>>>

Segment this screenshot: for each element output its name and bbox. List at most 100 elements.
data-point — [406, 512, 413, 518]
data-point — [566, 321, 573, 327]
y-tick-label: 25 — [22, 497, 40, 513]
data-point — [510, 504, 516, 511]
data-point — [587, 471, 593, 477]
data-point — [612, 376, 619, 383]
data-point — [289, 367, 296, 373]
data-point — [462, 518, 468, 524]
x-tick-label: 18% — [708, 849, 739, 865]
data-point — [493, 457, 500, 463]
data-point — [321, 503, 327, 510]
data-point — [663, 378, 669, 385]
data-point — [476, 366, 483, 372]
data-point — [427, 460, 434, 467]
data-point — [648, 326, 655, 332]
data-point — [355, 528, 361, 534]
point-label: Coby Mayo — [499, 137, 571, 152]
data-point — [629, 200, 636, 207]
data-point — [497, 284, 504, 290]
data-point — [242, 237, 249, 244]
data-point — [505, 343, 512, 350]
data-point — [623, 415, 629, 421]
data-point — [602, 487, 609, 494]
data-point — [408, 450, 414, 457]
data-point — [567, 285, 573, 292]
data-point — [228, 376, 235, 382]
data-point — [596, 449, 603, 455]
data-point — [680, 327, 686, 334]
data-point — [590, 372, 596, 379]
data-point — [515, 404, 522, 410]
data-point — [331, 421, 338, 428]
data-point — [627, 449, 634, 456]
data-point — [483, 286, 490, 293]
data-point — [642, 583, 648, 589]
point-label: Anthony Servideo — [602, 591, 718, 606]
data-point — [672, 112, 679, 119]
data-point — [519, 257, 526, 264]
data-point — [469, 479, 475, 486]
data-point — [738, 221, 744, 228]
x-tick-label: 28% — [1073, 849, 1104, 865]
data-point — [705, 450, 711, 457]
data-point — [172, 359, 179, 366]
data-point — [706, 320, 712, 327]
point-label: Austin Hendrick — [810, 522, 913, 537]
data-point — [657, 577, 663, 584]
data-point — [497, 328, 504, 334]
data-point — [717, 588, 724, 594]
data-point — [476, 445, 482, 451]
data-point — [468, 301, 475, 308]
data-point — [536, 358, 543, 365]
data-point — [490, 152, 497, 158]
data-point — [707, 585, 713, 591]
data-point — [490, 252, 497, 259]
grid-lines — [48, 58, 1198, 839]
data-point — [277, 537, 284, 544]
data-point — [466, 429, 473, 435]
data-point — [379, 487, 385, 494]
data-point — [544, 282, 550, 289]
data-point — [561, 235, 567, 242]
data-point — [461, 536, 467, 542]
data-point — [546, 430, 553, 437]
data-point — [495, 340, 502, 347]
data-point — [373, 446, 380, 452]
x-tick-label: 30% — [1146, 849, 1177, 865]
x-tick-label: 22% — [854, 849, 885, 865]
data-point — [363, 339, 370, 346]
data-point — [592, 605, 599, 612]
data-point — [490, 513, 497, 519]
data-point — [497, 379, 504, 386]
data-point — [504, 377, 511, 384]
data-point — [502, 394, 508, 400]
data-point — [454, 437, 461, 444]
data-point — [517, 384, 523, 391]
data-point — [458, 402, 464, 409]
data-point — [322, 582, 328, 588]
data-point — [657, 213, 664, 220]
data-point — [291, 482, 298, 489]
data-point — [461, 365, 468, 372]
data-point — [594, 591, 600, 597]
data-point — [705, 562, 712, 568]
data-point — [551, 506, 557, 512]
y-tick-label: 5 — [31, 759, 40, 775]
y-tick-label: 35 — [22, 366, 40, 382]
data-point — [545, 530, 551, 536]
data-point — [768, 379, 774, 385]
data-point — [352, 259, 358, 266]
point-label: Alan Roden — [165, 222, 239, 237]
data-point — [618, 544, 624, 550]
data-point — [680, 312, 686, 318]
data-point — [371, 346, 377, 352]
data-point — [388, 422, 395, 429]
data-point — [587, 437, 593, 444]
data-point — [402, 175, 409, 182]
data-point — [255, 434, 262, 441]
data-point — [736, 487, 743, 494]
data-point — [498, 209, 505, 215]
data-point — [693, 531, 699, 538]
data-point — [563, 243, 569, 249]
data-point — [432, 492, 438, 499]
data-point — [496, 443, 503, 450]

<<<

Written exercise
Locate each line in the rows above that contains the string "tick", and copy those lines out.

Result of the task
y-tick-label: 25 — [22, 497, 40, 513]
x-tick-label: 18% — [708, 849, 739, 865]
x-tick-label: 28% — [1073, 849, 1104, 865]
x-tick-label: 30% — [1146, 849, 1177, 865]
x-tick-label: 22% — [854, 849, 885, 865]
y-tick-label: 5 — [31, 759, 40, 775]
y-tick-label: 35 — [22, 366, 40, 382]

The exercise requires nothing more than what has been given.